WHAT TO DO> Pictures stay out of your copy, but everything else in the records below must be repeated exactly.

══ DATASET RECORDS ══

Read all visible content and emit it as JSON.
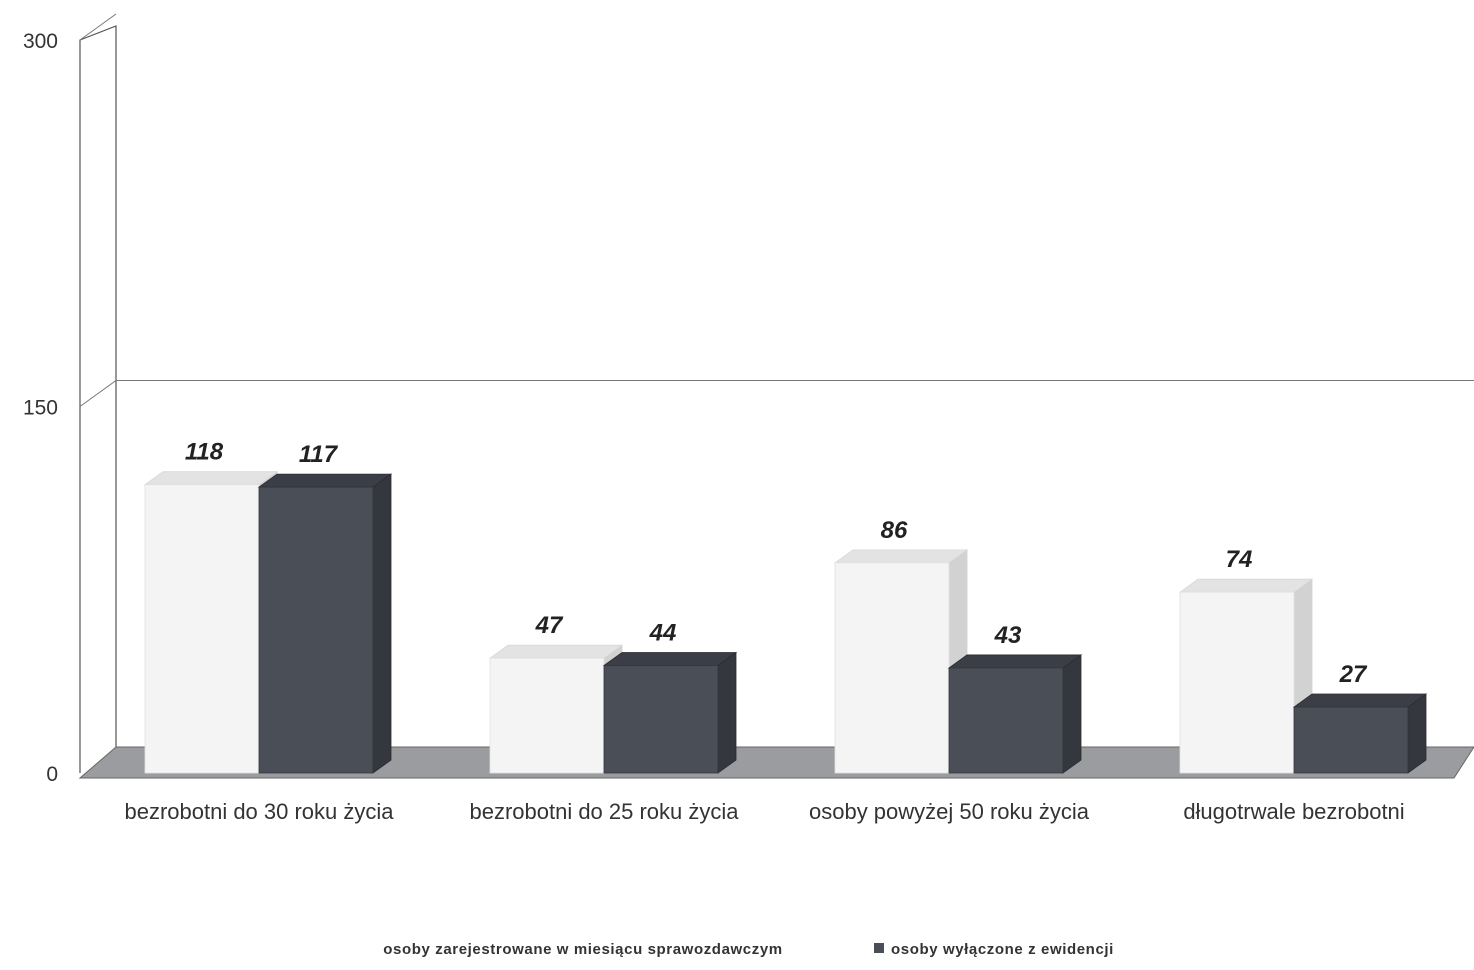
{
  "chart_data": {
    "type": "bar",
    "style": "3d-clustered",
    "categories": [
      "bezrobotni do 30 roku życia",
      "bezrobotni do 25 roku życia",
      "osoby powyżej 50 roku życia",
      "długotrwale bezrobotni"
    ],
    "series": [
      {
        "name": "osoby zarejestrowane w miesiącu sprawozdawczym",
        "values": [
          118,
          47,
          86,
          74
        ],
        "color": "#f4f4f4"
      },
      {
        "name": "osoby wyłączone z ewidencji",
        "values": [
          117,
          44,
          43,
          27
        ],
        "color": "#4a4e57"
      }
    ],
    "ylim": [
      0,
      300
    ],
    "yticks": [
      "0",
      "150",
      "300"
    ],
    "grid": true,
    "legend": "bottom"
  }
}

═══

SOLUTION TO THIS EXERCISE>
Read all visible content and emit it as JSON.
{
  "chart_data": {
    "type": "bar",
    "style": "3d-clustered",
    "categories": [
      "bezrobotni do 30 roku życia",
      "bezrobotni do 25 roku życia",
      "osoby powyżej 50 roku życia",
      "długotrwale bezrobotni"
    ],
    "series": [
      {
        "name": "osoby zarejestrowane w miesiącu sprawozdawczym",
        "values": [
          118,
          47,
          86,
          74
        ],
        "color": "#f4f4f4"
      },
      {
        "name": "osoby wyłączone z ewidencji",
        "values": [
          117,
          44,
          43,
          27
        ],
        "color": "#4a4e57"
      }
    ],
    "ylim": [
      0,
      300
    ],
    "yticks": [
      "0",
      "150",
      "300"
    ],
    "grid": true,
    "legend": "bottom"
  }
}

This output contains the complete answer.